*TASK DETAILS*
Spot each line in the records below where the word "Heart" occurs, then copy it.

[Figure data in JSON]
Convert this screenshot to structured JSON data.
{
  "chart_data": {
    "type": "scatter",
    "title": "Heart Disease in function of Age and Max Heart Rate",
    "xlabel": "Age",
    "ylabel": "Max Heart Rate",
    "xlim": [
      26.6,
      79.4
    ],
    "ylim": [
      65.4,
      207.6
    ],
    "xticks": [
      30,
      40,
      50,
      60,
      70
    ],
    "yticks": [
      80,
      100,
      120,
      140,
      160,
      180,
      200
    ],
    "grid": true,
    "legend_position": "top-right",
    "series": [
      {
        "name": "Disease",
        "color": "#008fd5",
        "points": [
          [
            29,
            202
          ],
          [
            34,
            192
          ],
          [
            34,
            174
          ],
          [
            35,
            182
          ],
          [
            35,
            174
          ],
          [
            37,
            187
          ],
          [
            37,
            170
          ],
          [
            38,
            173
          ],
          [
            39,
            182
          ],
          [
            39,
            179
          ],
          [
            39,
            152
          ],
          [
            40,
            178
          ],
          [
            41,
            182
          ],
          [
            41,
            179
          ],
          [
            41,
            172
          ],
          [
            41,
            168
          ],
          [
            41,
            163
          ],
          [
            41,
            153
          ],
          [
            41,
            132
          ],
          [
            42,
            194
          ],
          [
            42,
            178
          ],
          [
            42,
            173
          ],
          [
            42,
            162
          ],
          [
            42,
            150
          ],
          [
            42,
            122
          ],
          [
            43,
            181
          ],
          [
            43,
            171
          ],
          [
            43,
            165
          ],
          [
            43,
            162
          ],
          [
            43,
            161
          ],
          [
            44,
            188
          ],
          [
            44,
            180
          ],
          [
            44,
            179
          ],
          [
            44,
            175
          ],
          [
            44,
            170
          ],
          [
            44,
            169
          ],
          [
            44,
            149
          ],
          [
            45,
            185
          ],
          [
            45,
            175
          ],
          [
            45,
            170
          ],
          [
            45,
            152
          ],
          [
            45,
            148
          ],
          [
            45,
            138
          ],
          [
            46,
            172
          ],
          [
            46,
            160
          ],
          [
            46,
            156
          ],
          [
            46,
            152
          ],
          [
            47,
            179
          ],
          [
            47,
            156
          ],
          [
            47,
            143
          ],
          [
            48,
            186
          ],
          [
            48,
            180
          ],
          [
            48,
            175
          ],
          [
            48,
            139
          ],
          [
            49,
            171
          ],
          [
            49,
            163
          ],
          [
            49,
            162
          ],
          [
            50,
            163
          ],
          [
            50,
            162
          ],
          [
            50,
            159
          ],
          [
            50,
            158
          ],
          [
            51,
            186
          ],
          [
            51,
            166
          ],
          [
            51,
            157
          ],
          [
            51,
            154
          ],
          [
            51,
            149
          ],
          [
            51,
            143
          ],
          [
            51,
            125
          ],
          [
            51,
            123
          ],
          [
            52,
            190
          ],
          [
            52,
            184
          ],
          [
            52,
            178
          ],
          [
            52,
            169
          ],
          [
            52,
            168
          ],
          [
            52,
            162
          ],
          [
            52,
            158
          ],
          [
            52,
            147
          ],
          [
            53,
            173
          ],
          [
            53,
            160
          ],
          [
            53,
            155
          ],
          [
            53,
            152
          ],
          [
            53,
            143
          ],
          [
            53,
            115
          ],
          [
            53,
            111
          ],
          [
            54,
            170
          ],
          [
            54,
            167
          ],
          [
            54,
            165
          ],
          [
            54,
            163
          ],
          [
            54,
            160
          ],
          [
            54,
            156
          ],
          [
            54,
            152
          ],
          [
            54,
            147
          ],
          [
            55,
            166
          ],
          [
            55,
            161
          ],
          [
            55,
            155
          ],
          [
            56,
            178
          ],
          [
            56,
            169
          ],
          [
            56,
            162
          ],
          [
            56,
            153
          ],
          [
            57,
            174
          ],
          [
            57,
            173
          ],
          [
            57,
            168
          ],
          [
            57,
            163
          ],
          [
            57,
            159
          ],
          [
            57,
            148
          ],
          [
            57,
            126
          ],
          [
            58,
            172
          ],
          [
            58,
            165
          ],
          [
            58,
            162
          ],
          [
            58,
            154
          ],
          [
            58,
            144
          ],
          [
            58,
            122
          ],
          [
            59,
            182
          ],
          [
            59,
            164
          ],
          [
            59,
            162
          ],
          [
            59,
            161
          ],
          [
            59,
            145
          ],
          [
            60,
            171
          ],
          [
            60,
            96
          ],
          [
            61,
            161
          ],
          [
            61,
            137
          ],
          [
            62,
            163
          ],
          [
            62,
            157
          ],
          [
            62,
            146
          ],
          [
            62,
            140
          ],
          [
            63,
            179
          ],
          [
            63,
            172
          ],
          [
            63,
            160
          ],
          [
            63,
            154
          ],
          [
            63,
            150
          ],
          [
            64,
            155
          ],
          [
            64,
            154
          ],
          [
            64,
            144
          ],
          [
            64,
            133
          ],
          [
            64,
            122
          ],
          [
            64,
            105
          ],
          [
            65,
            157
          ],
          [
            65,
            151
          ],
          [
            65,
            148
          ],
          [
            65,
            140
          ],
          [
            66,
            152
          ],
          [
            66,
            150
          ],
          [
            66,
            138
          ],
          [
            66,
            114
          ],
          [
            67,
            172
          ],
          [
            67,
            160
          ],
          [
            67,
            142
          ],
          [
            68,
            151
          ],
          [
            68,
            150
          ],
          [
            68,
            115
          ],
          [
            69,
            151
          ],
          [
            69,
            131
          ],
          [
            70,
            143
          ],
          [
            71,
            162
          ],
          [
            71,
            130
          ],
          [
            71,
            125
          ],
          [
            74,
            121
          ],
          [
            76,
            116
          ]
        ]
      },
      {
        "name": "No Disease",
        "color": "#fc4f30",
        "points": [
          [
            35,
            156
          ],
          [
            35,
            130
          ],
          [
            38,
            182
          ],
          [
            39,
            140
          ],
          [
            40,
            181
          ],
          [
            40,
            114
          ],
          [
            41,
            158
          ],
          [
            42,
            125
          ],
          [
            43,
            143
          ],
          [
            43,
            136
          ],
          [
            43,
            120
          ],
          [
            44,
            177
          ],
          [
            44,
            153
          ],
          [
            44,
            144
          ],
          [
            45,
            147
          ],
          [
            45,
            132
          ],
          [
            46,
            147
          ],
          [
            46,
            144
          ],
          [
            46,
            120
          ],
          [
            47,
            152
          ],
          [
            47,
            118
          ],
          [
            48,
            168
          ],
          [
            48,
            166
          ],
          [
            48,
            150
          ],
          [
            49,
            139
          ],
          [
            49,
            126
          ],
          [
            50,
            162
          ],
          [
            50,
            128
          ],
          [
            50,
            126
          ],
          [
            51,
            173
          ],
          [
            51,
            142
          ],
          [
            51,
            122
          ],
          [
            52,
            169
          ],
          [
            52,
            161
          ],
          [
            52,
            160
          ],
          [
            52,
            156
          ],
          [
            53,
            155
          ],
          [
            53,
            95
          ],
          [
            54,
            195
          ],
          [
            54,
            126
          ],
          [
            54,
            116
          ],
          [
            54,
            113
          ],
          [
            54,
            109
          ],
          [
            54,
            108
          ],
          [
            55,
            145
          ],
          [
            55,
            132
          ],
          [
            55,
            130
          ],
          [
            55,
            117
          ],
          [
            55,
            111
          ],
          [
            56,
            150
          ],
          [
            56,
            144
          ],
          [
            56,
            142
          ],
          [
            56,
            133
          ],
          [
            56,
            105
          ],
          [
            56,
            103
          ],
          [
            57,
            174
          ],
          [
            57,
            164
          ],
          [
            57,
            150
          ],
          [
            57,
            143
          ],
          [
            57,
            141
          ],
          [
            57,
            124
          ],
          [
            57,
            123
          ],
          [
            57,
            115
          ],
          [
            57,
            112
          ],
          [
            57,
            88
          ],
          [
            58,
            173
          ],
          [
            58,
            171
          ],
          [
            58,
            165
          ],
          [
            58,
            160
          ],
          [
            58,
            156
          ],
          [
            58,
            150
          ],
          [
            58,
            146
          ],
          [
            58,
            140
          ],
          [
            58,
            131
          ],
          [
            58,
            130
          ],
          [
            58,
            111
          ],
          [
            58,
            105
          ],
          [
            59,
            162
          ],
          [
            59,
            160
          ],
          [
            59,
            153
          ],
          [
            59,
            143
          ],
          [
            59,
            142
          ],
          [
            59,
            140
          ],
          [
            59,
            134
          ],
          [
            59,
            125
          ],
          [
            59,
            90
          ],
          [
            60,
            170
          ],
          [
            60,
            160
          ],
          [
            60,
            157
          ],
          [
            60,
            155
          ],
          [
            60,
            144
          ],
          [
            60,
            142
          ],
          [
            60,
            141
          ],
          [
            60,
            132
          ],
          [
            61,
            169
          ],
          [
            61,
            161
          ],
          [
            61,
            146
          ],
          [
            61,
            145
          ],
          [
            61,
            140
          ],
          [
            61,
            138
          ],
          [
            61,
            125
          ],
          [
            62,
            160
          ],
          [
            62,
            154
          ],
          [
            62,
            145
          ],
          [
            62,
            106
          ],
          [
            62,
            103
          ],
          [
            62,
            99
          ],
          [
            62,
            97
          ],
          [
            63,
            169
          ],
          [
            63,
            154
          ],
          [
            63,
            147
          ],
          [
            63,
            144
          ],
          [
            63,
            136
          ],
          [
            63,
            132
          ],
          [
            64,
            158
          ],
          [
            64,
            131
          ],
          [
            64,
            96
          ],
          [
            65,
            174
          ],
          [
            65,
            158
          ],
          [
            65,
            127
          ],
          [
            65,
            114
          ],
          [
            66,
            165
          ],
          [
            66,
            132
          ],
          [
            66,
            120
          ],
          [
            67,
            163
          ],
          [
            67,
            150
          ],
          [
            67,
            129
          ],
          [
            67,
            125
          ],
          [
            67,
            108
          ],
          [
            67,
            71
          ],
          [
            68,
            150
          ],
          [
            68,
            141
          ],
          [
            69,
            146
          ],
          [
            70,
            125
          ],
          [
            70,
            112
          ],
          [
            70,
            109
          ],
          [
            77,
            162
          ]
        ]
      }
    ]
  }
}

*EXPECTED OUTPUT*
    "title": "Heart Disease in function of Age and Max Heart Rate",
    "ylabel": "Max Heart Rate",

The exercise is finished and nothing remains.